### Job
Substitute "run-id-tag" for "run-tag-id" throughout everything from the first of the rows below down to the row containing "repository-icon bbox=[856, 155, 882, 182]", and reproduce those rows with nothing else altered.

-- Start of Material for the task --

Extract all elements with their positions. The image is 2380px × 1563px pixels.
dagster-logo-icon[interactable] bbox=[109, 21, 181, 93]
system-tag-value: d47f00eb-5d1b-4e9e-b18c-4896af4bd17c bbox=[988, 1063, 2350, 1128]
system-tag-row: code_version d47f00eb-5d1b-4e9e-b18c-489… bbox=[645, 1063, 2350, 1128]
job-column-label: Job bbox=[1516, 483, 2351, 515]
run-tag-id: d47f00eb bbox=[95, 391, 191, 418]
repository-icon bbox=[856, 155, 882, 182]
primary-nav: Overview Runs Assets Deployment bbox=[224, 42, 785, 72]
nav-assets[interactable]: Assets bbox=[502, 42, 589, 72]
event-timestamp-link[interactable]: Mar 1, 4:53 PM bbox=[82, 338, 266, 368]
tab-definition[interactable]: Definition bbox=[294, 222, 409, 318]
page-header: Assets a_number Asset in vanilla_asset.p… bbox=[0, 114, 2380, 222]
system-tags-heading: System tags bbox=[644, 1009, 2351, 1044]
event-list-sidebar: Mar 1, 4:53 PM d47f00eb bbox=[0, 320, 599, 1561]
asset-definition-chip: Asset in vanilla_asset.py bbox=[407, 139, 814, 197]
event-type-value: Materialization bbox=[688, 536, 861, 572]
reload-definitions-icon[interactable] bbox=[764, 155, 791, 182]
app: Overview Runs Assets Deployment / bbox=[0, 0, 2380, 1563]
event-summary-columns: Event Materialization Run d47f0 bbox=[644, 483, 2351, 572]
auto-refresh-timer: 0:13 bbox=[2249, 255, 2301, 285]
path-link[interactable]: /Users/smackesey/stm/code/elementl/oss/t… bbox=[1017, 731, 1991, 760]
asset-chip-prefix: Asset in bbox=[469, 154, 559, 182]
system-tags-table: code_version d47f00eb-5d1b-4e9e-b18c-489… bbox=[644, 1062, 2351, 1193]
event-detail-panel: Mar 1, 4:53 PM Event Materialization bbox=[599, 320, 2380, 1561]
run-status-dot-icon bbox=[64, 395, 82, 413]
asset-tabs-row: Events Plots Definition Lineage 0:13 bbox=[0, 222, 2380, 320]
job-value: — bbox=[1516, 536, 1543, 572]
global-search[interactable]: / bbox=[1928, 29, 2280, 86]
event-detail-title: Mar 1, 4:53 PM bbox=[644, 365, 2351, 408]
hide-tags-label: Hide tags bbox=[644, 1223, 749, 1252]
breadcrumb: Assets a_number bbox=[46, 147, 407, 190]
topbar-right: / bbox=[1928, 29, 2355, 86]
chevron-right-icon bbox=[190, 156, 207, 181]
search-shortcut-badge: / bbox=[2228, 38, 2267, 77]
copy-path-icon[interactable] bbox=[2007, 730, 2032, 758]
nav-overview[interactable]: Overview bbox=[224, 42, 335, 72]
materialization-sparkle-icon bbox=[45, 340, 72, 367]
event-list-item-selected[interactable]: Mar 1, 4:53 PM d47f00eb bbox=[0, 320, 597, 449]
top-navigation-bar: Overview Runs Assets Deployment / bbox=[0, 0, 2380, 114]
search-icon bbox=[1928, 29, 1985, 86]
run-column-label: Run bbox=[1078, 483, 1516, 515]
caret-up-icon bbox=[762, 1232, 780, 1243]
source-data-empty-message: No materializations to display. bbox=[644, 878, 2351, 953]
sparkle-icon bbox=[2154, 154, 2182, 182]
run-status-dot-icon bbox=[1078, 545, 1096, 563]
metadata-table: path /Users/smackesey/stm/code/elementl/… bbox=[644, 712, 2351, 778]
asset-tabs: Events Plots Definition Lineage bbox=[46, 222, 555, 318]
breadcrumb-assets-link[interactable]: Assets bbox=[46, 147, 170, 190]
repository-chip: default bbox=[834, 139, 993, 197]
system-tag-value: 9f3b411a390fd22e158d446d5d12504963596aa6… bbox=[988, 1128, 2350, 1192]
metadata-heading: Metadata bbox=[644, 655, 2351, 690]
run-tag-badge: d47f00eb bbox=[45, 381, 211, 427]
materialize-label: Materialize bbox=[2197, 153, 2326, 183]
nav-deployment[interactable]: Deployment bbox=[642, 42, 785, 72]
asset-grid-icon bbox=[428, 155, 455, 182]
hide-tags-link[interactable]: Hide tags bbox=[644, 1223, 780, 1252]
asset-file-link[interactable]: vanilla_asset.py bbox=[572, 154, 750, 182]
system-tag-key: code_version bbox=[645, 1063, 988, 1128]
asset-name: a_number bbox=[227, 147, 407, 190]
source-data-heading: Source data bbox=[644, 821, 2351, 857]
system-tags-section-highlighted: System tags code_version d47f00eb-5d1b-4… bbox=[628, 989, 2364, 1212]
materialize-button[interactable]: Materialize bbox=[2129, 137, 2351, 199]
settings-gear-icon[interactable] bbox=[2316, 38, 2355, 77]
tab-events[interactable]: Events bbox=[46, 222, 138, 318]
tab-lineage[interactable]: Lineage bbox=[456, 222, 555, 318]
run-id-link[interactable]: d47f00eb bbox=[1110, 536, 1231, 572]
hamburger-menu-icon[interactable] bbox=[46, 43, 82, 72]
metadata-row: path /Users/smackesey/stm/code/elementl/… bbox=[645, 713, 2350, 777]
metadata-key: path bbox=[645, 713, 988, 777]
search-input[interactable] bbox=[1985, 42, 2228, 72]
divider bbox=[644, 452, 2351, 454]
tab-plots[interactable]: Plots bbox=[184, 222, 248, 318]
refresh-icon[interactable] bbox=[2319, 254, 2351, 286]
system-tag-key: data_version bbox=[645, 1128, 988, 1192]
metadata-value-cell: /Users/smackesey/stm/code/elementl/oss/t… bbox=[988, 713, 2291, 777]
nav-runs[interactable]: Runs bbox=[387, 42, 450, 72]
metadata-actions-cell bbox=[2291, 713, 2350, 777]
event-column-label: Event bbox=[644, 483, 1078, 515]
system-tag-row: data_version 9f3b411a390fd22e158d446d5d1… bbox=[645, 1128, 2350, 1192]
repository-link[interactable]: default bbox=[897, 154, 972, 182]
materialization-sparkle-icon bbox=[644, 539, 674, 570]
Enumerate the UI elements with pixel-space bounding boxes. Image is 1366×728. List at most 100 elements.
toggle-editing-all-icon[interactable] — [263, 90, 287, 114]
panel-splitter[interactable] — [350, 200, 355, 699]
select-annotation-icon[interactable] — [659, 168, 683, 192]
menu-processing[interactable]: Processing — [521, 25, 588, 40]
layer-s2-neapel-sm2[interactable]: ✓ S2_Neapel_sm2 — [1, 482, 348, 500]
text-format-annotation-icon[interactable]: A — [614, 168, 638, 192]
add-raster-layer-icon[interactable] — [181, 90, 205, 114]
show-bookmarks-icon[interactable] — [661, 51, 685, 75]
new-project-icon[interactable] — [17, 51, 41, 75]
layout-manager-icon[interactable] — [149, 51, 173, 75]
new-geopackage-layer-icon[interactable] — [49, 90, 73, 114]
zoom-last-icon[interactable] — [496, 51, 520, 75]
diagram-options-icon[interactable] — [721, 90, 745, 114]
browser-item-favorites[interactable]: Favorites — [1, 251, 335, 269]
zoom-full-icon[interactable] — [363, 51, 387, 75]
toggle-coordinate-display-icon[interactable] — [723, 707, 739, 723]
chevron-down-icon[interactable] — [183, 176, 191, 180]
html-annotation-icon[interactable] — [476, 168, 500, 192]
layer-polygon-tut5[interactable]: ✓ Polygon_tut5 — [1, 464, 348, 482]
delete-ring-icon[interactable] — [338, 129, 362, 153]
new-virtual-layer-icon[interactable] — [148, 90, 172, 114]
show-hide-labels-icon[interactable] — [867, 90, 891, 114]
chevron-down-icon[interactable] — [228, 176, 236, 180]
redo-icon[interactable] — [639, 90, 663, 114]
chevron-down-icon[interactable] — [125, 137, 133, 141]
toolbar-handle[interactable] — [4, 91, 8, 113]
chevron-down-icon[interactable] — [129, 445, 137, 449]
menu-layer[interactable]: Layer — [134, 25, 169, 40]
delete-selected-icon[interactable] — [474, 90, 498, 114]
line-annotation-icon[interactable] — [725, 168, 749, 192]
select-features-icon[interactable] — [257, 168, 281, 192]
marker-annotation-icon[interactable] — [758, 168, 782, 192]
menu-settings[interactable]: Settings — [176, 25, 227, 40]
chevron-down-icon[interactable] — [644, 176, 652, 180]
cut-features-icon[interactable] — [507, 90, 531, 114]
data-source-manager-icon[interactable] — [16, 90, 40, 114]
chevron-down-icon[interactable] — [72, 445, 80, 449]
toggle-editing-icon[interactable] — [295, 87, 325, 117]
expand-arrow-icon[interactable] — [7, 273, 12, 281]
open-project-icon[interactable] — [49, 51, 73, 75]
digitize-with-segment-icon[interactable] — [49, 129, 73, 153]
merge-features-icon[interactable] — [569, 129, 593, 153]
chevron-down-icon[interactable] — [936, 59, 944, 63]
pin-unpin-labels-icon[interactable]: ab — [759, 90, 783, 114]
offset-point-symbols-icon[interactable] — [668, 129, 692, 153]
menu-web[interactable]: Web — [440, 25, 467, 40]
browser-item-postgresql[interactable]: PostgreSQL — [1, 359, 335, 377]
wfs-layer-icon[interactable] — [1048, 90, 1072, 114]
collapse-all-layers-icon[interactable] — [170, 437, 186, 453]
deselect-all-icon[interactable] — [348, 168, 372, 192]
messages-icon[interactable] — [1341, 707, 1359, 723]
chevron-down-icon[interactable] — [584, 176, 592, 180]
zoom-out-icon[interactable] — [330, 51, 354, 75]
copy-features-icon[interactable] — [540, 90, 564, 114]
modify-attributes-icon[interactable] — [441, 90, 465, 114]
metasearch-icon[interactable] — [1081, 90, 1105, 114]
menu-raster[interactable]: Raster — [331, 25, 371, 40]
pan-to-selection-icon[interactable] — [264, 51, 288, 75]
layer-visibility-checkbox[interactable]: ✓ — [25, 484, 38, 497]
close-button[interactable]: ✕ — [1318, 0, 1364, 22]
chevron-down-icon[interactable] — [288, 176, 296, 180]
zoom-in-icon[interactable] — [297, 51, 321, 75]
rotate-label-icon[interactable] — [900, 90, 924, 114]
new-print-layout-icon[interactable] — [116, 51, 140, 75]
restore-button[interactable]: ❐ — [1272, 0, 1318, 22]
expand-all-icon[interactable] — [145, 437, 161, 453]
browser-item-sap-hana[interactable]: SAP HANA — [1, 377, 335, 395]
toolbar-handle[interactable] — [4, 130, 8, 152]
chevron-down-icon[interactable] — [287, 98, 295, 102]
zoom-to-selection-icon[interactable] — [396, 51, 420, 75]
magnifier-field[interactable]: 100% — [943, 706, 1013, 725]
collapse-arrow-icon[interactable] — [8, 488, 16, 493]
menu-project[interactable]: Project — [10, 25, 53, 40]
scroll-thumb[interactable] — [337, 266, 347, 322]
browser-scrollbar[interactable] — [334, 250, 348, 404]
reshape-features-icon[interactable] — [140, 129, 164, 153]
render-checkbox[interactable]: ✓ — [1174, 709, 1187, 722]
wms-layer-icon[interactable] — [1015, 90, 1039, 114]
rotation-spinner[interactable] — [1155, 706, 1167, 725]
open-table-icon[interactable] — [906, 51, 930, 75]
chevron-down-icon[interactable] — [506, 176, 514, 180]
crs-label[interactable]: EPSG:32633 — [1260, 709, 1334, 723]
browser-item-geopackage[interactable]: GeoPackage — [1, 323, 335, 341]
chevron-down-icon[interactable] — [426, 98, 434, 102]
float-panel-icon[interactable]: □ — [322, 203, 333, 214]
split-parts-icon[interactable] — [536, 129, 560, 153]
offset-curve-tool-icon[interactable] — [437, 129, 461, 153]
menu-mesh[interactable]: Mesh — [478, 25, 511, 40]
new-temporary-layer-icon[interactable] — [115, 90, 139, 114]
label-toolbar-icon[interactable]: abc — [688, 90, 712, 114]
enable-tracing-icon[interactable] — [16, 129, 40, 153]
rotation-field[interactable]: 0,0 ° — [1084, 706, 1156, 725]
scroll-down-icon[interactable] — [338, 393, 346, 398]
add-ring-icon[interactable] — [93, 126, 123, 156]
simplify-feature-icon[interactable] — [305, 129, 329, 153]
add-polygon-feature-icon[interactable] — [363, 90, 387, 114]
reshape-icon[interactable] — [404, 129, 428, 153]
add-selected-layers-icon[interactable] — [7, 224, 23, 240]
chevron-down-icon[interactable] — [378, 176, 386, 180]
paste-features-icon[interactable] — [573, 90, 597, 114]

-- End of Material for the task --

### Output of the task
Extract all elements with their positions. The image is 2380px × 1563px pixels.
dagster-logo-icon[interactable] bbox=[109, 21, 181, 93]
system-tag-value: d47f00eb-5d1b-4e9e-b18c-4896af4bd17c bbox=[988, 1063, 2350, 1128]
system-tag-row: code_version d47f00eb-5d1b-4e9e-b18c-489… bbox=[645, 1063, 2350, 1128]
job-column-label: Job bbox=[1516, 483, 2351, 515]
run-id-tag: d47f00eb bbox=[95, 391, 191, 418]
repository-icon bbox=[856, 155, 882, 182]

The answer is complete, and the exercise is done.